------ Raw data ------
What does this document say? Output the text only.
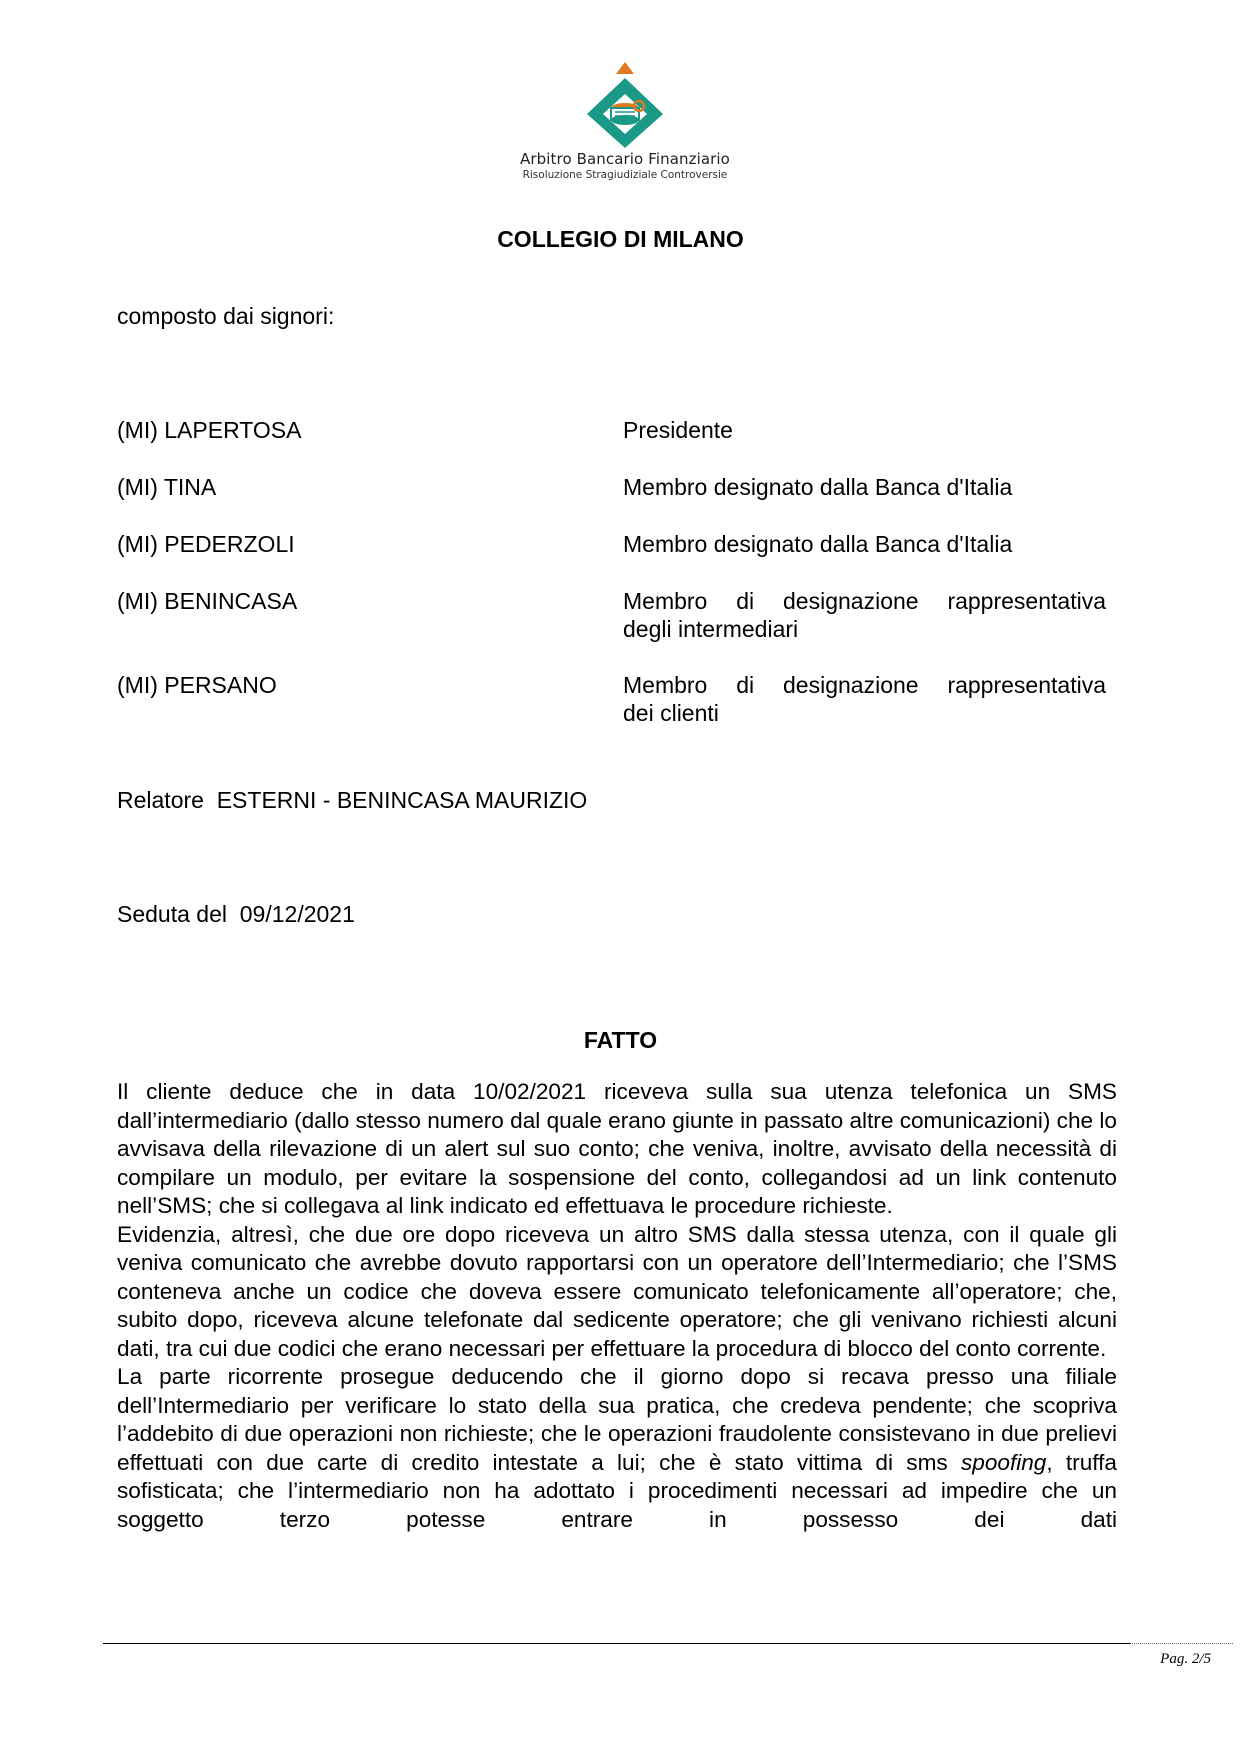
Arbitro Bancario Finanziario
Risoluzione Stragiudiziale Controversie
COLLEGIO DI MILANO
composto dai signori:
(MI) LAPERTOSA	Presidente
(MI) TINA	Membro designato dalla Banca d'Italia
(MI) PEDERZOLI	Membro designato dalla Banca d'Italia
(MI) BENINCASA	Membro di designazione rappresentativa
degli intermediari
(MI) PERSANO	Membro di designazione rappresentativa
dei clienti
Relatore  ESTERNI - BENINCASA MAURIZIO
Seduta del  09/12/2021
FATTO

Il cliente deduce che in data 10/02/2021 riceveva sulla sua utenza telefonica un SMS dall’intermediario (dallo stesso numero dal quale erano giunte in passato altre comunicazioni) che lo avvisava della rilevazione di un alert sul suo conto; che veniva, inoltre, avvisato della necessità di compilare un modulo, per evitare la sospensione del conto, collegandosi ad un link contenuto nell’SMS; che si collegava al link indicato ed effettuava le procedure richieste.

Evidenzia, altresì, che due ore dopo riceveva un altro SMS dalla stessa utenza, con il quale gli veniva comunicato che avrebbe dovuto rapportarsi con un operatore dell’Intermediario; che l’SMS conteneva anche un codice che doveva essere comunicato telefonicamente all’operatore; che, subito dopo, riceveva alcune telefonate dal sedicente operatore; che gli venivano richiesti alcuni dati, tra cui due codici che erano necessari per effettuare la procedura di blocco del conto corrente.

La parte ricorrente prosegue deducendo che il giorno dopo si recava presso una filiale dell’Intermediario per verificare lo stato della sua pratica, che credeva pendente; che scopriva l’addebito di due operazioni non richieste; che le operazioni fraudolente consistevano in due prelievi effettuati con due carte di credito intestate a lui; che è stato vittima di sms spoofing, truffa sofisticata; che l’intermediario non ha adottato i procedimenti necessari ad impedire che un soggetto terzo potesse entrare in possesso dei dati

Pag. 2/5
------
Your objective. The lines above form a set of records; determine how many of them contain the string "conto" and give that number alone.

Complete answer. 2